- Work instructions
Some lines in the listing below may include the string "image". How many are there? Give only the number.

- Data provided
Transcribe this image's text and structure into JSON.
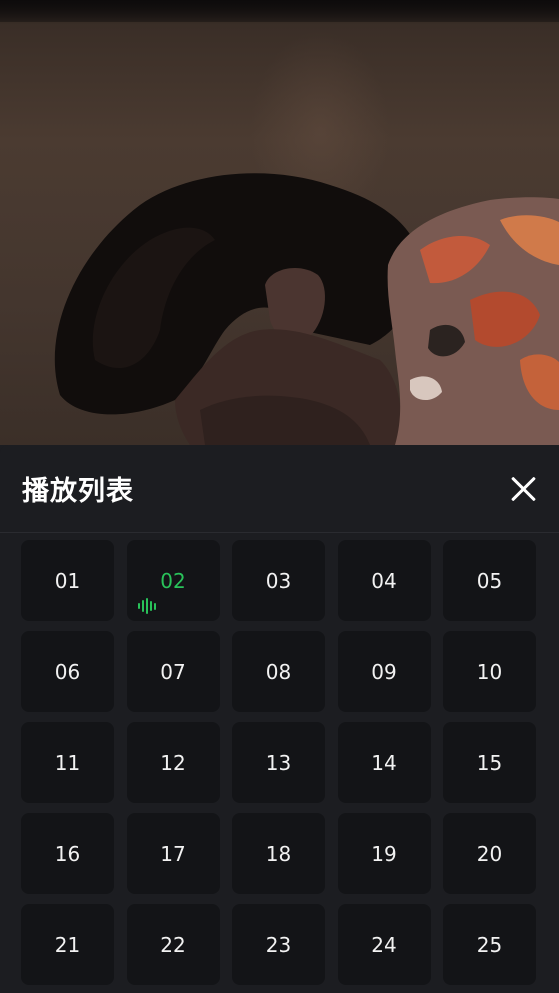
{
  "video": {
    "state": "background-playing"
  },
  "playlist": {
    "title": "播放列表",
    "close_icon": "close-icon",
    "accent_color": "#29c25a",
    "current_episode": "02",
    "episodes": [
      "01",
      "02",
      "03",
      "04",
      "05",
      "06",
      "07",
      "08",
      "09",
      "10",
      "11",
      "12",
      "13",
      "14",
      "15",
      "16",
      "17",
      "18",
      "19",
      "20",
      "21",
      "22",
      "23",
      "24",
      "25"
    ]
  }
}
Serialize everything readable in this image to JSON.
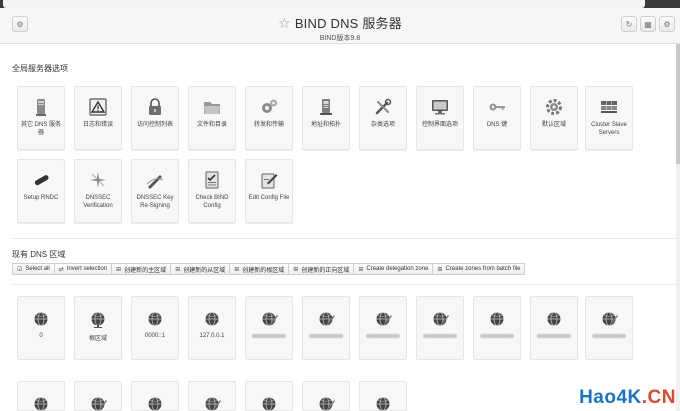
{
  "header": {
    "title": "BIND DNS 服务器",
    "subtitle": "BIND版本9.8",
    "left_icon": "gear-icon",
    "right_icons": [
      "refresh-icon",
      "grid-icon",
      "gear-icon"
    ]
  },
  "global_section": {
    "heading": "全局服务器选项",
    "items": [
      {
        "label": "其它 DNS 服务器",
        "icon": "server-icon"
      },
      {
        "label": "日志和错误",
        "icon": "warning-icon"
      },
      {
        "label": "访问控制列表",
        "icon": "lock-icon"
      },
      {
        "label": "文件和目录",
        "icon": "folder-icon"
      },
      {
        "label": "转发和传输",
        "icon": "gears-icon"
      },
      {
        "label": "地址和拓扑",
        "icon": "tower-icon"
      },
      {
        "label": "杂类选项",
        "icon": "tools-icon"
      },
      {
        "label": "控制界面选项",
        "icon": "monitor-icon"
      },
      {
        "label": "DNS 键",
        "icon": "key-icon"
      },
      {
        "label": "默认区域",
        "icon": "cog-icon"
      },
      {
        "label": "Cluster Slave Servers",
        "icon": "cluster-icon"
      },
      {
        "label": "Setup RNDC",
        "icon": "remote-icon"
      },
      {
        "label": "DNSSEC Verification",
        "icon": "sparkle-icon"
      },
      {
        "label": "DNSSEC Key Re-Signing",
        "icon": "pen-icon"
      },
      {
        "label": "Check BIND Config",
        "icon": "checklist-icon"
      },
      {
        "label": "Edit Config File",
        "icon": "edit-icon"
      }
    ]
  },
  "zones_section": {
    "heading": "现有 DNS 区域",
    "toolbar": [
      {
        "label": "Select all",
        "glyph": "☑"
      },
      {
        "label": "Invert selection",
        "glyph": "⇄"
      },
      {
        "label": "创建新的主区域",
        "glyph": "⊞"
      },
      {
        "label": "创建新的从区域",
        "glyph": "⊞"
      },
      {
        "label": "创建新的根区域",
        "glyph": "⊞"
      },
      {
        "label": "创建新的正向区域",
        "glyph": "⊞"
      },
      {
        "label": "Create delegation zone",
        "glyph": "⊞"
      },
      {
        "label": "Create zones from batch file",
        "glyph": "⊞"
      }
    ],
    "zones": [
      {
        "label": "0",
        "icon": "globe-icon"
      },
      {
        "label": "根区域",
        "icon": "globe-stand-icon"
      },
      {
        "label": "0000::1",
        "icon": "globe-icon"
      },
      {
        "label": "127.0.0.1",
        "icon": "globe-icon"
      },
      {
        "label": "",
        "icon": "globe-pen-icon"
      },
      {
        "label": "",
        "icon": "globe-pen-icon"
      },
      {
        "label": "",
        "icon": "globe-pen-icon"
      },
      {
        "label": "",
        "icon": "globe-pen-icon"
      },
      {
        "label": "",
        "icon": "globe-icon"
      },
      {
        "label": "",
        "icon": "globe-icon"
      },
      {
        "label": "",
        "icon": "globe-pen-icon"
      }
    ],
    "zones_row2_count_visible": 7
  },
  "watermark": {
    "part1": "Hao4K",
    "part2": ".CN"
  }
}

- Task response
2